**Do this**
Each line that holds the word "Speed" is to be identified and copied.

** BEGIN Records provided **

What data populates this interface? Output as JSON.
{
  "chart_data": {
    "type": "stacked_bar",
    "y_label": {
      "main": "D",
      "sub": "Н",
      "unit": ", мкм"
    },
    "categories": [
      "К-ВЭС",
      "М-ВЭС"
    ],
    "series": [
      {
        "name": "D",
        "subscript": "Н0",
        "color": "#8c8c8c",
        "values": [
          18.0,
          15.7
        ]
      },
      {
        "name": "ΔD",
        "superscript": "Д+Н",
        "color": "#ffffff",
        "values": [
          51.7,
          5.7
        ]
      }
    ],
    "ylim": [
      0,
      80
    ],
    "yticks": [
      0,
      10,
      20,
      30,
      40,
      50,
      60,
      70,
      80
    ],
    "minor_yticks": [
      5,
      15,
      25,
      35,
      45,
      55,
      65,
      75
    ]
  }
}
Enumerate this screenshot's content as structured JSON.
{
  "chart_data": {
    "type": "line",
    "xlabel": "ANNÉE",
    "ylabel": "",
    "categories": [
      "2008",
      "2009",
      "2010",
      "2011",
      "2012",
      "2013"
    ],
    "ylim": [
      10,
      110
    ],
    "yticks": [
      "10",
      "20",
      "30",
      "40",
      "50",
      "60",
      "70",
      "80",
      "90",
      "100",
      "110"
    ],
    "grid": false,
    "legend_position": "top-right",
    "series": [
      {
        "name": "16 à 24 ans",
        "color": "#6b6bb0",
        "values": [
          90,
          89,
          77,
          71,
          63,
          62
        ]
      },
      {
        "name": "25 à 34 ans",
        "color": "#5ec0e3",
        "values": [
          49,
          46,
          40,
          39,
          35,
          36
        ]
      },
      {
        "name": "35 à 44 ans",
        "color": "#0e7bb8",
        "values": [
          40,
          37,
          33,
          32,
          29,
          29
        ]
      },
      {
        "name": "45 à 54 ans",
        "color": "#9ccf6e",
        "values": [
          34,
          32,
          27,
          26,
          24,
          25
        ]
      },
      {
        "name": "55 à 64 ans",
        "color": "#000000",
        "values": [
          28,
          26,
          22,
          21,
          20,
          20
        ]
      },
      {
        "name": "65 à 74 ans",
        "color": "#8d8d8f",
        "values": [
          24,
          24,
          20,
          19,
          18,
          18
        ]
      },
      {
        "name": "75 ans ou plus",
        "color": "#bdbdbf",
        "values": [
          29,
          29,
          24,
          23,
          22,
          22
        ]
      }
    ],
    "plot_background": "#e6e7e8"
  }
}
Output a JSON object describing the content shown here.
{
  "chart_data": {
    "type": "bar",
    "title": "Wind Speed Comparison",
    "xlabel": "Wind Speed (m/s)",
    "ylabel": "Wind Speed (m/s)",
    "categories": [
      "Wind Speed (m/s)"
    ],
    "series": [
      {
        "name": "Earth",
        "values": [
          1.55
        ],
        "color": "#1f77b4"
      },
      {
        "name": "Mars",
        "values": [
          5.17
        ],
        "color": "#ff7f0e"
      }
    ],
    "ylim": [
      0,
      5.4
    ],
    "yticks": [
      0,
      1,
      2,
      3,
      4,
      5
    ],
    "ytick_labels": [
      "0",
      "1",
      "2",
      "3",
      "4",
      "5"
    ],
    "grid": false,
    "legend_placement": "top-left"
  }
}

** END Records provided **

**Solution for this exercise**
    "title": "Wind Speed Comparison",
    "xlabel": "Wind Speed (m/s)",
    "ylabel": "Wind Speed (m/s)",
      "Wind Speed (m/s)"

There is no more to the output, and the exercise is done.